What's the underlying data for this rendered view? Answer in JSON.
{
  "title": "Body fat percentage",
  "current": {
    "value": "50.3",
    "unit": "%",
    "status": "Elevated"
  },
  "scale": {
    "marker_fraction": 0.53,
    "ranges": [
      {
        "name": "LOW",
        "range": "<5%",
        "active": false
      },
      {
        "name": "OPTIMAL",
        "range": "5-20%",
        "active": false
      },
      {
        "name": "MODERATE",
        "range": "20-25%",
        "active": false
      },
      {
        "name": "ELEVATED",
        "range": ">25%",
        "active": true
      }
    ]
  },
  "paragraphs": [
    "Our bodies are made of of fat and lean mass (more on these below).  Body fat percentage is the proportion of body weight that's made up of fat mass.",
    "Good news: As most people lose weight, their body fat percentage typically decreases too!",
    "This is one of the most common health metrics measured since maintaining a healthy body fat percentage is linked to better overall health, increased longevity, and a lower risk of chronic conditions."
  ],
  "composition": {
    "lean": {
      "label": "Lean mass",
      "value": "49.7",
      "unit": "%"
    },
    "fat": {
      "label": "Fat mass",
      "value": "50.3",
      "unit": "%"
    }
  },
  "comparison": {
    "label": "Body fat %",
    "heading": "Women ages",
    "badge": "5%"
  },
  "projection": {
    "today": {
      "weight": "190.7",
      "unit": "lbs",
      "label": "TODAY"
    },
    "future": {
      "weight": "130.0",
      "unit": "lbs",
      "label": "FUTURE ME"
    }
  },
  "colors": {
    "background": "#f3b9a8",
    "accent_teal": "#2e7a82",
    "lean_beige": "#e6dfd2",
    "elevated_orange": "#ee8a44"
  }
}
+++
## STATED EXERCISE
Every record should be given again exactly.

## ANSWER BELOW
What's the underlying data for this rendered view? Answer in JSON.
{
  "title": "Body fat percentage",
  "current": {
    "value": "50.3",
    "unit": "%",
    "status": "Elevated"
  },
  "scale": {
    "marker_fraction": 0.53,
    "ranges": [
      {
        "name": "LOW",
        "range": "<5%",
        "active": false
      },
      {
        "name": "OPTIMAL",
        "range": "5-20%",
        "active": false
      },
      {
        "name": "MODERATE",
        "range": "20-25%",
        "active": false
      },
      {
        "name": "ELEVATED",
        "range": ">25%",
        "active": true
      }
    ]
  },
  "paragraphs": [
    "Our bodies are made of of fat and lean mass (more on these below).  Body fat percentage is the proportion of body weight that's made up of fat mass.",
    "Good news: As most people lose weight, their body fat percentage typically decreases too!",
    "This is one of the most common health metrics measured since maintaining a healthy body fat percentage is linked to better overall health, increased longevity, and a lower risk of chronic conditions."
  ],
  "composition": {
    "lean": {
      "label": "Lean mass",
      "value": "49.7",
      "unit": "%"
    },
    "fat": {
      "label": "Fat mass",
      "value": "50.3",
      "unit": "%"
    }
  },
  "comparison": {
    "label": "Body fat %",
    "heading": "Women ages",
    "badge": "5%"
  },
  "projection": {
    "today": {
      "weight": "190.7",
      "unit": "lbs",
      "label": "TODAY"
    },
    "future": {
      "weight": "130.0",
      "unit": "lbs",
      "label": "FUTURE ME"
    }
  },
  "colors": {
    "background": "#f3b9a8",
    "accent_teal": "#2e7a82",
    "lean_beige": "#e6dfd2",
    "elevated_orange": "#ee8a44"
  }
}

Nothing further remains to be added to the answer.